### Written problem:
Single out the lines of the material that contain "JSON" and copy them.

┌─ Exercise materials

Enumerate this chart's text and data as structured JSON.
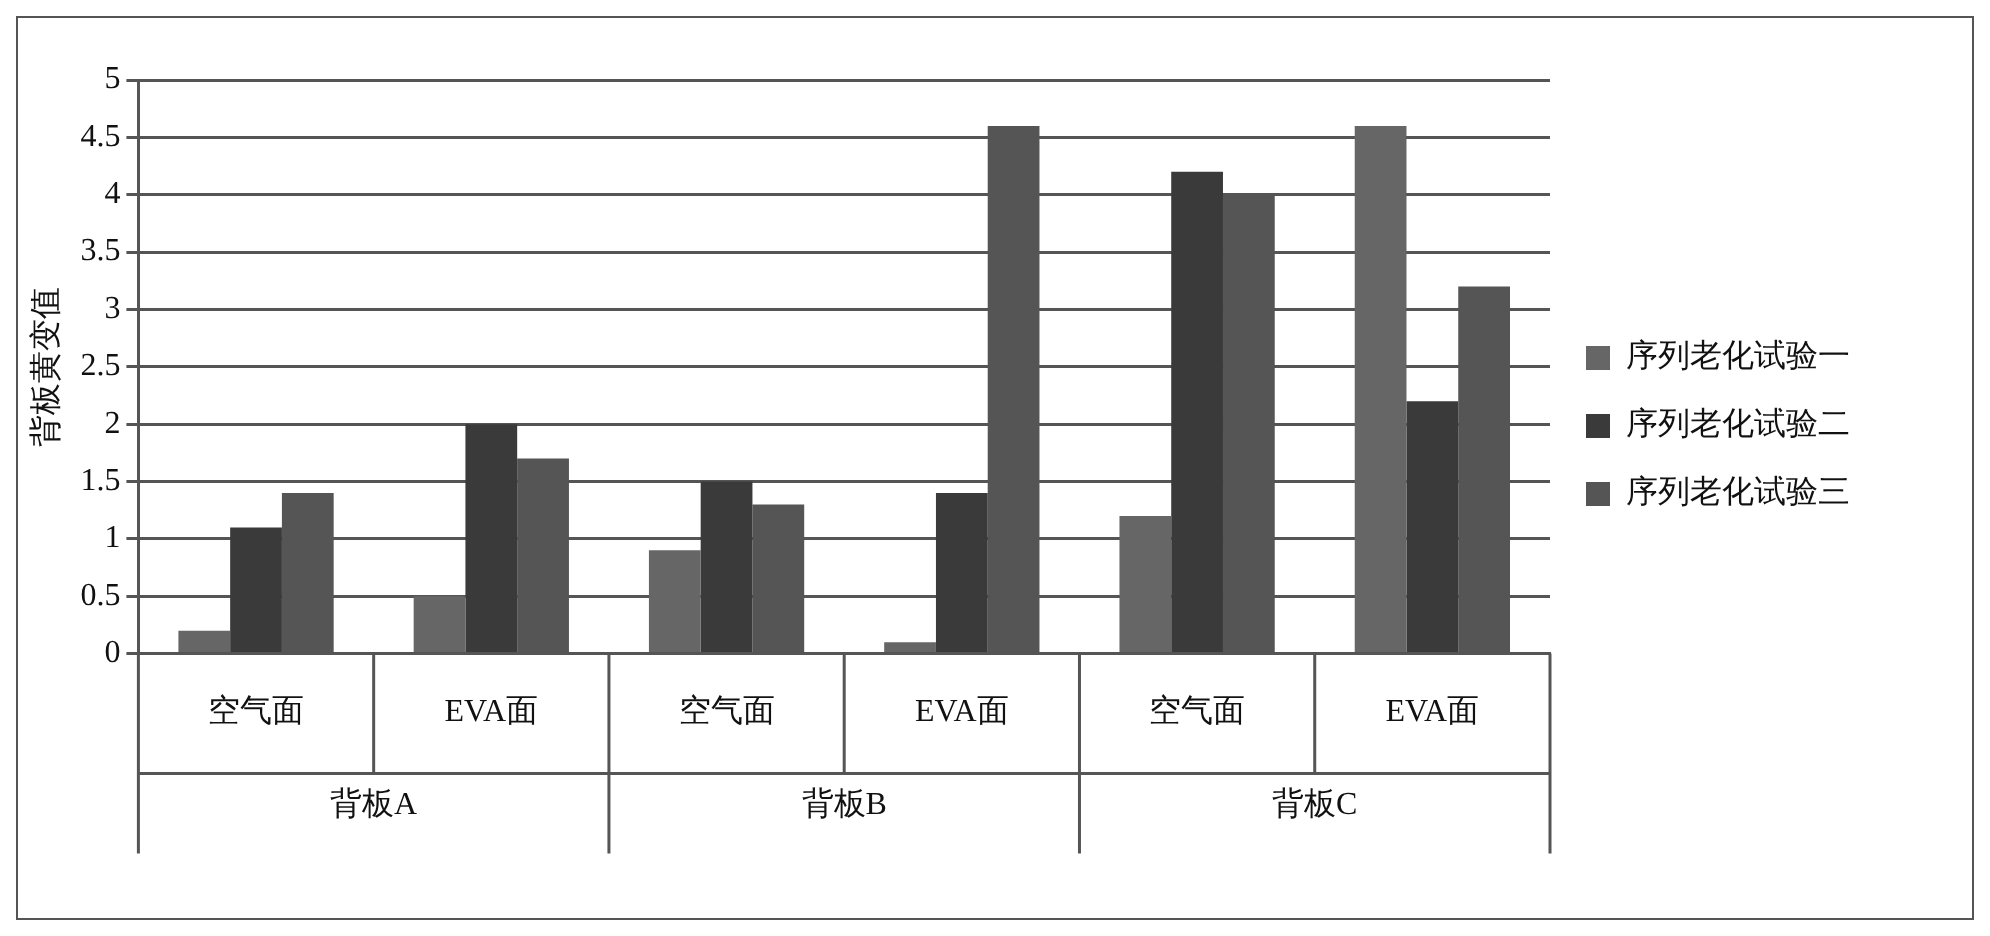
{
  "chart_data": {
    "type": "bar",
    "ylabel": "背板黄变值",
    "categories": [
      "空气面",
      "EVA面",
      "空气面",
      "EVA面",
      "空气面",
      "EVA面"
    ],
    "annotations": [
      "背板A",
      "背板B",
      "背板C"
    ],
    "series": [
      {
        "name": "序列老化试验一",
        "color": "#666666",
        "values": [
          0.2,
          0.5,
          0.9,
          0.1,
          1.2,
          4.6
        ]
      },
      {
        "name": "序列老化试验二",
        "color": "#3a3a3a",
        "values": [
          1.1,
          2.0,
          1.5,
          1.4,
          4.2,
          2.2
        ]
      },
      {
        "name": "序列老化试验三",
        "color": "#555555",
        "values": [
          1.4,
          1.7,
          1.3,
          4.6,
          4.0,
          3.2
        ]
      }
    ],
    "ylim": [
      0,
      5
    ],
    "yticks": [
      0,
      0.5,
      1,
      1.5,
      2,
      2.5,
      3,
      3.5,
      4,
      4.5,
      5
    ],
    "grid": "y",
    "legend": "right"
  }
}
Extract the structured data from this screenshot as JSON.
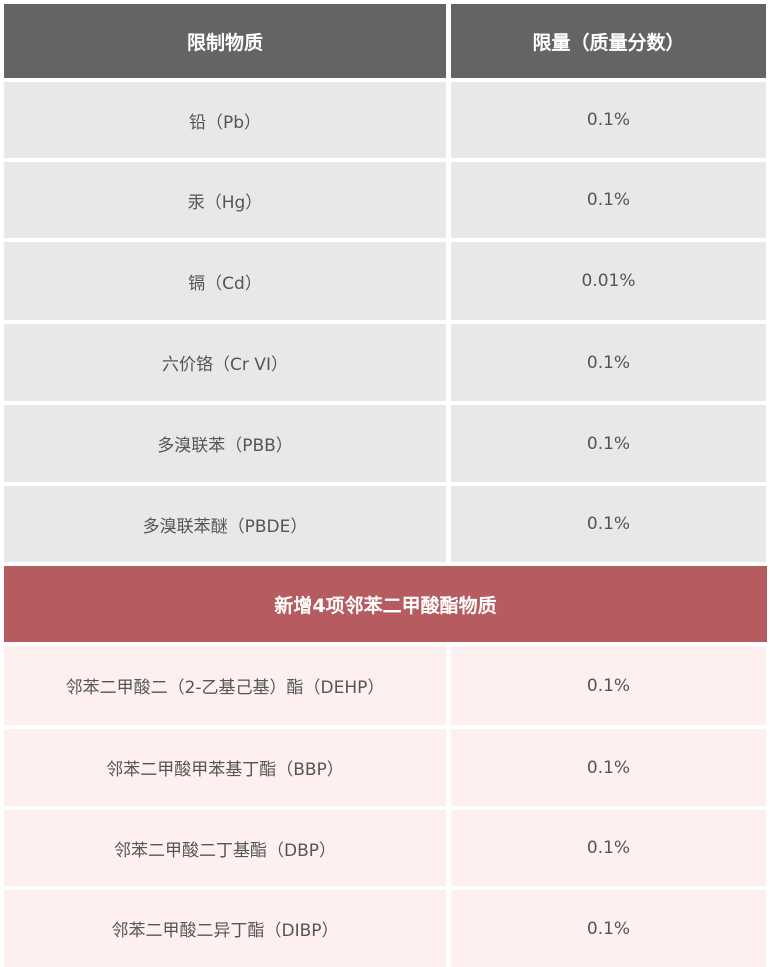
{
  "header": {
    "col1": "限制物质",
    "col2": "限量（质量分数）"
  },
  "base_rows": [
    {
      "substance": "铅（Pb）",
      "limit": "0.1%"
    },
    {
      "substance": "汞（Hg）",
      "limit": "0.1%"
    },
    {
      "substance": "镉（Cd）",
      "limit": "0.01%"
    },
    {
      "substance": "六价铬（Cr VI）",
      "limit": "0.1%"
    },
    {
      "substance": "多溴联苯（PBB）",
      "limit": "0.1%"
    },
    {
      "substance": "多溴联苯醚（PBDE）",
      "limit": "0.1%"
    }
  ],
  "section_title": "新增4项邻苯二甲酸酯物质",
  "added_rows": [
    {
      "substance": "邻苯二甲酸二（2-乙基己基）酯（DEHP）",
      "limit": "0.1%"
    },
    {
      "substance": "邻苯二甲酸甲苯基丁酯（BBP）",
      "limit": "0.1%"
    },
    {
      "substance": "邻苯二甲酸二丁基酯（DBP）",
      "limit": "0.1%"
    },
    {
      "substance": "邻苯二甲酸二异丁酯（DIBP）",
      "limit": "0.1%"
    }
  ],
  "colors": {
    "header_bg": "#646464",
    "base_row_bg": "#e8e8ea",
    "section_bg": "#b65b5f",
    "added_row_bg": "#fdf0ef"
  }
}
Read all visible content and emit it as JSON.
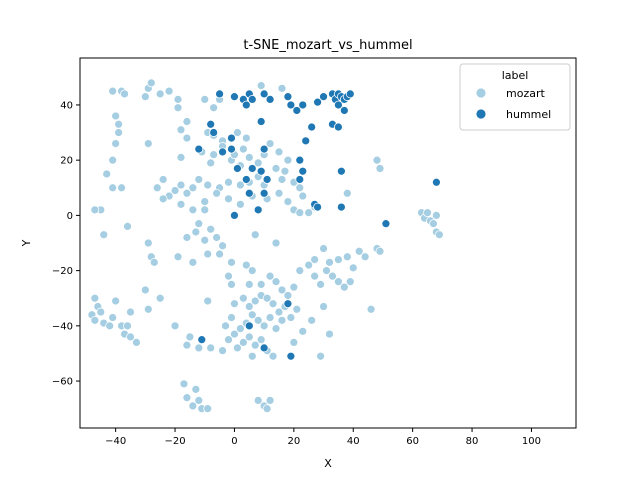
{
  "chart_data": {
    "type": "scatter",
    "title": "t-SNE_mozart_vs_hummel",
    "xlabel": "X",
    "ylabel": "Y",
    "xlim": [
      -52,
      115
    ],
    "ylim": [
      -77,
      57
    ],
    "xticks": [
      -40,
      -20,
      0,
      20,
      40,
      60,
      80,
      100
    ],
    "yticks": [
      -60,
      -40,
      -20,
      0,
      20,
      40
    ],
    "grid": false,
    "legend": {
      "title": "label",
      "placement": "top-right"
    },
    "series": [
      {
        "name": "mozart",
        "color": "#a6cee3",
        "points": [
          [
            -41,
            45
          ],
          [
            -38,
            45
          ],
          [
            -37,
            44
          ],
          [
            -40,
            36
          ],
          [
            -39,
            33
          ],
          [
            -39,
            30
          ],
          [
            -41,
            20
          ],
          [
            -43,
            15
          ],
          [
            -41,
            10
          ],
          [
            -38,
            10
          ],
          [
            -40,
            26
          ],
          [
            -29,
            46
          ],
          [
            -28,
            48
          ],
          [
            -30,
            43
          ],
          [
            -25,
            44
          ],
          [
            -22,
            45
          ],
          [
            -19,
            42
          ],
          [
            -19,
            39
          ],
          [
            -29,
            26
          ],
          [
            -18,
            31
          ],
          [
            -16,
            28
          ],
          [
            -18,
            21
          ],
          [
            -16,
            34
          ],
          [
            -10,
            42
          ],
          [
            -7,
            39
          ],
          [
            -5,
            42
          ],
          [
            -9,
            30
          ],
          [
            -7,
            29
          ],
          [
            -4,
            27
          ],
          [
            -11,
            23
          ],
          [
            -7,
            22
          ],
          [
            -8,
            19
          ],
          [
            -4,
            25
          ],
          [
            -1,
            24
          ],
          [
            1,
            30
          ],
          [
            4,
            28
          ],
          [
            3,
            24
          ],
          [
            -1,
            20
          ],
          [
            2,
            18
          ],
          [
            0,
            22
          ],
          [
            5,
            21
          ],
          [
            8,
            19
          ],
          [
            10,
            22
          ],
          [
            12,
            26
          ],
          [
            15,
            23
          ],
          [
            18,
            20
          ],
          [
            14,
            17
          ],
          [
            16,
            13
          ],
          [
            10,
            11
          ],
          [
            8,
            14
          ],
          [
            5,
            12
          ],
          [
            2,
            11
          ],
          [
            -2,
            12
          ],
          [
            -5,
            10
          ],
          [
            -9,
            11
          ],
          [
            -12,
            13
          ],
          [
            -14,
            10
          ],
          [
            -16,
            8
          ],
          [
            -18,
            11
          ],
          [
            -20,
            9
          ],
          [
            -22,
            7
          ],
          [
            -24,
            6
          ],
          [
            -26,
            10
          ],
          [
            -24,
            13
          ],
          [
            -18,
            4
          ],
          [
            -14,
            2
          ],
          [
            -10,
            5
          ],
          [
            -6,
            8
          ],
          [
            -2,
            6
          ],
          [
            2,
            4
          ],
          [
            6,
            7
          ],
          [
            11,
            6
          ],
          [
            15,
            8
          ],
          [
            18,
            5
          ],
          [
            20,
            2
          ],
          [
            22,
            1
          ],
          [
            25,
            1
          ],
          [
            27,
            3
          ],
          [
            20,
            12
          ],
          [
            17,
            16
          ],
          [
            22,
            10
          ],
          [
            23,
            7
          ],
          [
            9,
            47
          ],
          [
            16,
            46
          ],
          [
            -10,
            2
          ],
          [
            -12,
            -3
          ],
          [
            -8,
            -5
          ],
          [
            -6,
            -8
          ],
          [
            -4,
            -11
          ],
          [
            -10,
            -9
          ],
          [
            -13,
            -6
          ],
          [
            -16,
            -8
          ],
          [
            -9,
            -14
          ],
          [
            -14,
            -17
          ],
          [
            -19,
            -15
          ],
          [
            -5,
            -14
          ],
          [
            -1,
            -17
          ],
          [
            -2,
            -22
          ],
          [
            -29,
            -10
          ],
          [
            -28,
            -15
          ],
          [
            -27,
            -17
          ],
          [
            -36,
            -4
          ],
          [
            -45,
            2
          ],
          [
            -47,
            2
          ],
          [
            -44,
            -7
          ],
          [
            7,
            -7
          ],
          [
            14,
            -10
          ],
          [
            4,
            -18
          ],
          [
            6,
            -20
          ],
          [
            5,
            -25
          ],
          [
            9,
            -25
          ],
          [
            12,
            -22
          ],
          [
            14,
            -24
          ],
          [
            16,
            -27
          ],
          [
            18,
            -29
          ],
          [
            20,
            -26
          ],
          [
            22,
            -20
          ],
          [
            25,
            -18
          ],
          [
            27,
            -22
          ],
          [
            29,
            -25
          ],
          [
            31,
            -20
          ],
          [
            33,
            -22
          ],
          [
            35,
            -24
          ],
          [
            37,
            -26
          ],
          [
            39,
            -24
          ],
          [
            40,
            -19
          ],
          [
            42,
            -13
          ],
          [
            44,
            -15
          ],
          [
            48,
            -12
          ],
          [
            49,
            -13
          ],
          [
            38,
            -15
          ],
          [
            35,
            -16
          ],
          [
            32,
            -17
          ],
          [
            30,
            -12
          ],
          [
            27,
            -16
          ],
          [
            -47,
            -30
          ],
          [
            -46,
            -33
          ],
          [
            -48,
            -36
          ],
          [
            -47,
            -38
          ],
          [
            -45,
            -35
          ],
          [
            -44,
            -39
          ],
          [
            -42,
            -40
          ],
          [
            -41,
            -37
          ],
          [
            -40,
            -31
          ],
          [
            -38,
            -40
          ],
          [
            -36,
            -40
          ],
          [
            -37,
            -43
          ],
          [
            -35,
            -44
          ],
          [
            -33,
            -46
          ],
          [
            -35,
            -35
          ],
          [
            -29,
            -34
          ],
          [
            -20,
            -40
          ],
          [
            -15,
            -44
          ],
          [
            -16,
            -47
          ],
          [
            -12,
            -48
          ],
          [
            -9,
            -31
          ],
          [
            -1,
            -25
          ],
          [
            0,
            -32
          ],
          [
            3,
            -30
          ],
          [
            5,
            -33
          ],
          [
            7,
            -31
          ],
          [
            9,
            -29
          ],
          [
            11,
            -30
          ],
          [
            13,
            -32
          ],
          [
            15,
            -35
          ],
          [
            17,
            -33
          ],
          [
            19,
            -37
          ],
          [
            21,
            -34
          ],
          [
            16,
            -38
          ],
          [
            14,
            -41
          ],
          [
            12,
            -37
          ],
          [
            10,
            -40
          ],
          [
            8,
            -38
          ],
          [
            6,
            -36
          ],
          [
            4,
            -39
          ],
          [
            2,
            -41
          ],
          [
            0,
            -43
          ],
          [
            -2,
            -45
          ],
          [
            -3,
            -40
          ],
          [
            -1,
            -37
          ],
          [
            1,
            -48
          ],
          [
            3,
            -46
          ],
          [
            5,
            -44
          ],
          [
            7,
            -47
          ],
          [
            9,
            -45
          ],
          [
            11,
            -49
          ],
          [
            13,
            -51
          ],
          [
            6,
            -51
          ],
          [
            -4,
            -49
          ],
          [
            -8,
            -48
          ],
          [
            20,
            -46
          ],
          [
            23,
            -42
          ],
          [
            26,
            -38
          ],
          [
            30,
            -33
          ],
          [
            32,
            -43
          ],
          [
            29,
            -51
          ],
          [
            46,
            -34
          ],
          [
            -17,
            -61
          ],
          [
            -16,
            -66
          ],
          [
            -13,
            -63
          ],
          [
            -12,
            -67
          ],
          [
            -11,
            -70
          ],
          [
            -9,
            -70
          ],
          [
            -14,
            -69
          ],
          [
            8,
            -67
          ],
          [
            10,
            -69
          ],
          [
            11,
            -70
          ],
          [
            12,
            -67
          ],
          [
            63,
            1
          ],
          [
            64,
            -1
          ],
          [
            65,
            1
          ],
          [
            66,
            -2
          ],
          [
            67,
            -3
          ],
          [
            68,
            -6
          ],
          [
            69,
            -7
          ],
          [
            68,
            0
          ],
          [
            48,
            20
          ],
          [
            49,
            17
          ],
          [
            38,
            8
          ],
          [
            -30,
            -27
          ],
          [
            -25,
            -30
          ]
        ]
      },
      {
        "name": "hummel",
        "color": "#1f78b4",
        "points": [
          [
            -5,
            44
          ],
          [
            0,
            43
          ],
          [
            3,
            42
          ],
          [
            4,
            40
          ],
          [
            5,
            44
          ],
          [
            6,
            42
          ],
          [
            10,
            44
          ],
          [
            12,
            42
          ],
          [
            18,
            43
          ],
          [
            19,
            40
          ],
          [
            23,
            40
          ],
          [
            28,
            41
          ],
          [
            30,
            43
          ],
          [
            33,
            44
          ],
          [
            34,
            42
          ],
          [
            35,
            44
          ],
          [
            35,
            40
          ],
          [
            36,
            43
          ],
          [
            37,
            42
          ],
          [
            38,
            43
          ],
          [
            39,
            44
          ],
          [
            37,
            38
          ],
          [
            33,
            33
          ],
          [
            35,
            32
          ],
          [
            26,
            32
          ],
          [
            24,
            27
          ],
          [
            22,
            20
          ],
          [
            23,
            16
          ],
          [
            22,
            13
          ],
          [
            36,
            16
          ],
          [
            36,
            3
          ],
          [
            27,
            4
          ],
          [
            28,
            3
          ],
          [
            -8,
            33
          ],
          [
            -7,
            30
          ],
          [
            -12,
            24
          ],
          [
            -1,
            28
          ],
          [
            -1,
            24
          ],
          [
            -4,
            23
          ],
          [
            1,
            17
          ],
          [
            6,
            17
          ],
          [
            9,
            16
          ],
          [
            11,
            13
          ],
          [
            4,
            13
          ],
          [
            5,
            8
          ],
          [
            10,
            8
          ],
          [
            8,
            2
          ],
          [
            0,
            0
          ],
          [
            9,
            34
          ],
          [
            10,
            24
          ],
          [
            21,
            38
          ],
          [
            51,
            -3
          ],
          [
            68,
            12
          ],
          [
            18,
            -32
          ],
          [
            19,
            -51
          ],
          [
            10,
            -48
          ],
          [
            5,
            -40
          ],
          [
            -11,
            -45
          ]
        ]
      }
    ]
  }
}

└─

### Result of the exercise:
Enumerate this chart's text and data as structured JSON.
Extract the structured data from this screenshot as JSON.
Read all visible content and emit it as JSON.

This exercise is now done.